How many lines hold the string "зажигания"? Give only the number.
= = =
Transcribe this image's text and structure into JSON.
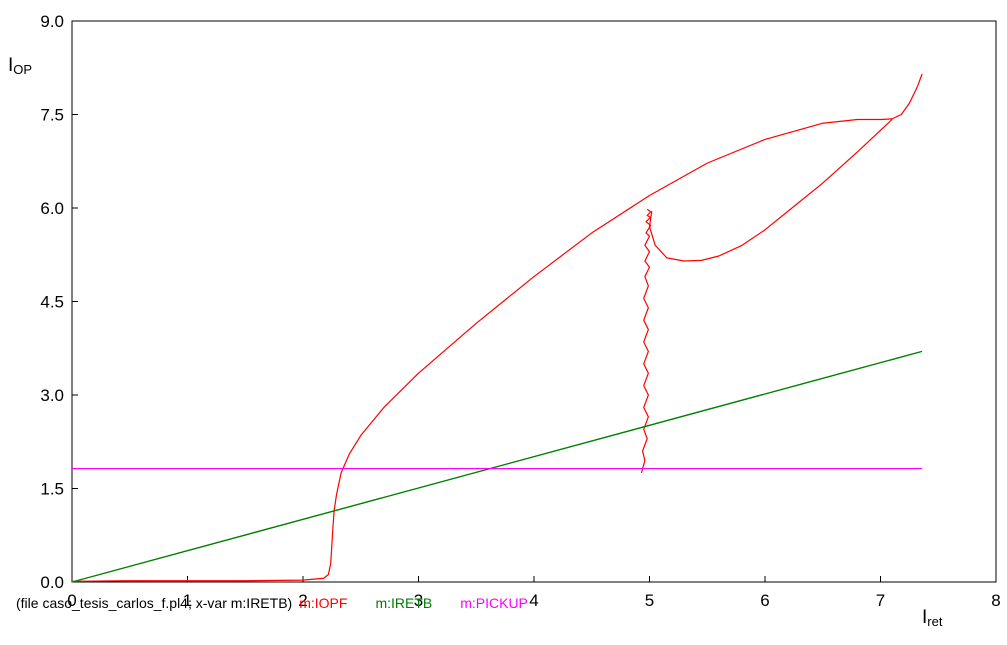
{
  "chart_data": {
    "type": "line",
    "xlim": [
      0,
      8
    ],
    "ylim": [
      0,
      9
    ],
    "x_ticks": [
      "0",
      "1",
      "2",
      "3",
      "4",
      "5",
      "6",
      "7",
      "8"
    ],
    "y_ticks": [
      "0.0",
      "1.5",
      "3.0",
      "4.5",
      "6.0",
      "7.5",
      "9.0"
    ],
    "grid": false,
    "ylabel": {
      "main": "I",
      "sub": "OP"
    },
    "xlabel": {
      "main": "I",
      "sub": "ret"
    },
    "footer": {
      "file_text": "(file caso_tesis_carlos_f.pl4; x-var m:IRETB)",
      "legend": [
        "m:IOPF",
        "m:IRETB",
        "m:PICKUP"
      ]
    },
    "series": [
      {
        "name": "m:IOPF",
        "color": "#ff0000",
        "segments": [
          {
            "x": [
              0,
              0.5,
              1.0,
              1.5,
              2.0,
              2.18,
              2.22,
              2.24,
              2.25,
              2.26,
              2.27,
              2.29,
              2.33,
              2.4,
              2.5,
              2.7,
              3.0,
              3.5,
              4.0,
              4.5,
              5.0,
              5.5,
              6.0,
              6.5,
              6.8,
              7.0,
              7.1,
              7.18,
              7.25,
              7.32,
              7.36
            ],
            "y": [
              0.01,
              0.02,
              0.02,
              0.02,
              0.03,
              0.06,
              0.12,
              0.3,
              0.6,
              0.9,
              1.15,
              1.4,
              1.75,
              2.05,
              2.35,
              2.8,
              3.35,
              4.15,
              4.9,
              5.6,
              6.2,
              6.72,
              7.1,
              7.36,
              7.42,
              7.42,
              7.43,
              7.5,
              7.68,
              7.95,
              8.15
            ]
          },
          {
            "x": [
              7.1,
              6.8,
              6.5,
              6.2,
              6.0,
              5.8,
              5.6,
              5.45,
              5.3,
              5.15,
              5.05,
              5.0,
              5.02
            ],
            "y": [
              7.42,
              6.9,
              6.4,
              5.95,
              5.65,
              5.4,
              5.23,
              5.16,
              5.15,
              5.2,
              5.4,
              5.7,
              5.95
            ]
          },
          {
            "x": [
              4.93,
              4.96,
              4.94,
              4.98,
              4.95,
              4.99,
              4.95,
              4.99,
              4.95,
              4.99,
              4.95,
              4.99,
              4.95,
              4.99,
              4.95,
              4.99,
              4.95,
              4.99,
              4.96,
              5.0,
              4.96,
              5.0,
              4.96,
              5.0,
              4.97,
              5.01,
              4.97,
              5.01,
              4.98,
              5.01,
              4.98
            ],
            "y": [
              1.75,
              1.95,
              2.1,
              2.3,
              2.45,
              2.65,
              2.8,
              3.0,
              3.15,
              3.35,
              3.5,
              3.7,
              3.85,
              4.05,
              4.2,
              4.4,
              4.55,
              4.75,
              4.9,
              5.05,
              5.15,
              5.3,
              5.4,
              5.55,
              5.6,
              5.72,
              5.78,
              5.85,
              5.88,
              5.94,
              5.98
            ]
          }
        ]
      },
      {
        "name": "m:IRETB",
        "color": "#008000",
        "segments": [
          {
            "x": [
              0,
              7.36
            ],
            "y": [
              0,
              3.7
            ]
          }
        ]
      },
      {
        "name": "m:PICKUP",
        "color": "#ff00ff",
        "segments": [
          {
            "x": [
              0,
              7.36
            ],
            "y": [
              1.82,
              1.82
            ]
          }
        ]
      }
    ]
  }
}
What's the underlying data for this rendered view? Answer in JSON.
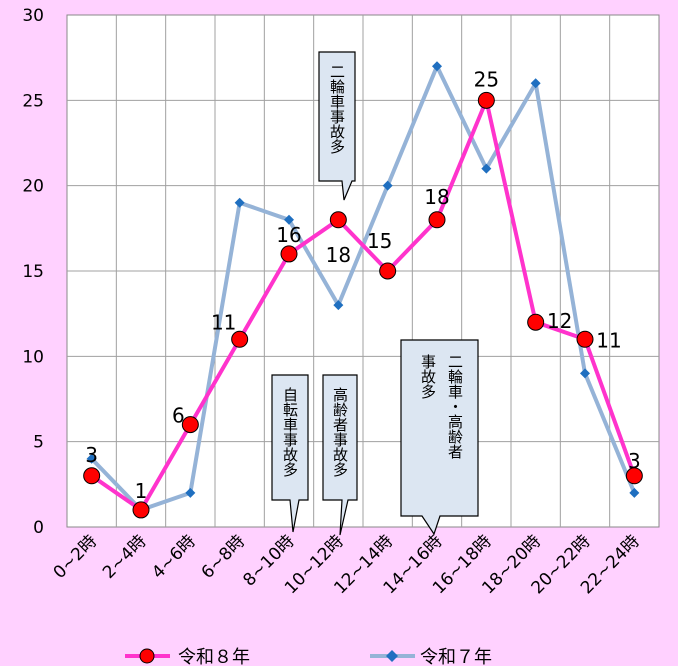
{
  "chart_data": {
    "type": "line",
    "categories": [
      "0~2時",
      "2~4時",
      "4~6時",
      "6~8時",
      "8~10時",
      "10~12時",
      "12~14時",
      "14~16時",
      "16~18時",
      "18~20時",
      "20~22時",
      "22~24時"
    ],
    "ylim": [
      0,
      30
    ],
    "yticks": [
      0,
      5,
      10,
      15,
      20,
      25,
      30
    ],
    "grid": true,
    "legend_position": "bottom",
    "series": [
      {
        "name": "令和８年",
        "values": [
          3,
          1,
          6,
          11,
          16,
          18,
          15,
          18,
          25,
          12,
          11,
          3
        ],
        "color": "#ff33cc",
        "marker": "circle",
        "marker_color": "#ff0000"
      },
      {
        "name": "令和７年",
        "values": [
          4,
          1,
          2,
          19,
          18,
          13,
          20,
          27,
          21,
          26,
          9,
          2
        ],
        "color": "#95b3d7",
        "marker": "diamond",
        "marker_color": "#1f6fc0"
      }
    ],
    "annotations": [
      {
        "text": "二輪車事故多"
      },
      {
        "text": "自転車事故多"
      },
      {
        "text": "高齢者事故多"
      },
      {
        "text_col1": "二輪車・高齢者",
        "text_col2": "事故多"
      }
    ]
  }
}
= = =
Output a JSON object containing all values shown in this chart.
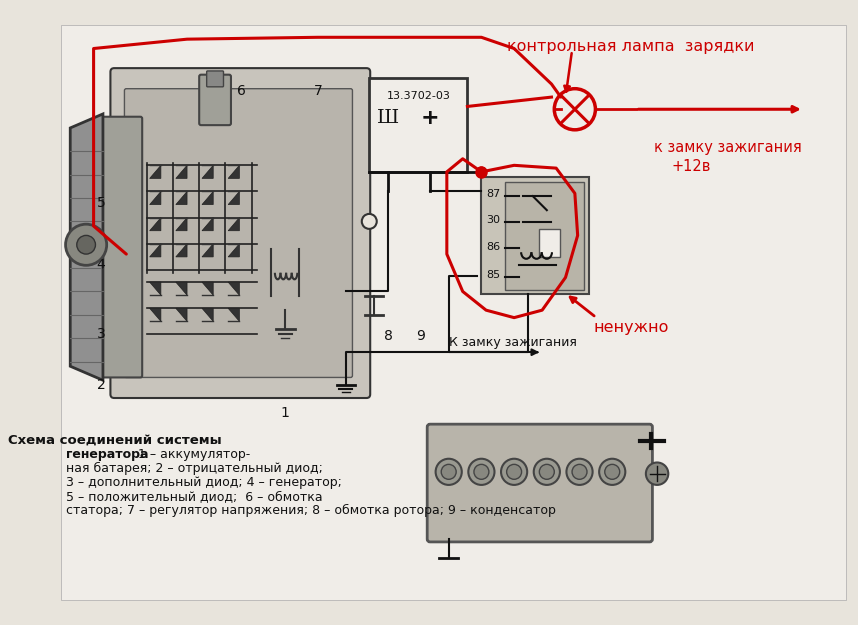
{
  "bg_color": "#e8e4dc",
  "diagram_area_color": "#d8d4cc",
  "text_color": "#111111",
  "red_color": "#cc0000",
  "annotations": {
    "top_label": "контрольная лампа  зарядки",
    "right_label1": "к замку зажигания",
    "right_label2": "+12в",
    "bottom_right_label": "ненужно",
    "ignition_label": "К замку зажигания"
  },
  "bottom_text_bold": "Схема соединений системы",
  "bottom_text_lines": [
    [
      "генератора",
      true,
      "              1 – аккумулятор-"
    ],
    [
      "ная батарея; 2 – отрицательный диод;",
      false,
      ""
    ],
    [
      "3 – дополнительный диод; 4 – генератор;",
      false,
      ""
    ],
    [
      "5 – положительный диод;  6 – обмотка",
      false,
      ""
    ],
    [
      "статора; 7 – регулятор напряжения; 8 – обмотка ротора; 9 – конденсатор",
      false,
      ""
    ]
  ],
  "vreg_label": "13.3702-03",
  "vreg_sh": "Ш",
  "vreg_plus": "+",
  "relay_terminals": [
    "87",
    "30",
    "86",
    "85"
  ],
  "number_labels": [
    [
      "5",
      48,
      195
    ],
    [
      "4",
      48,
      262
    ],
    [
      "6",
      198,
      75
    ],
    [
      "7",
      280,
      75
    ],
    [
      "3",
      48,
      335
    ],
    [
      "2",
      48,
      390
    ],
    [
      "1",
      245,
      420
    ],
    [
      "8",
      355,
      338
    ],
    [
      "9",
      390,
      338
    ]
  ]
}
= = =
Output: 2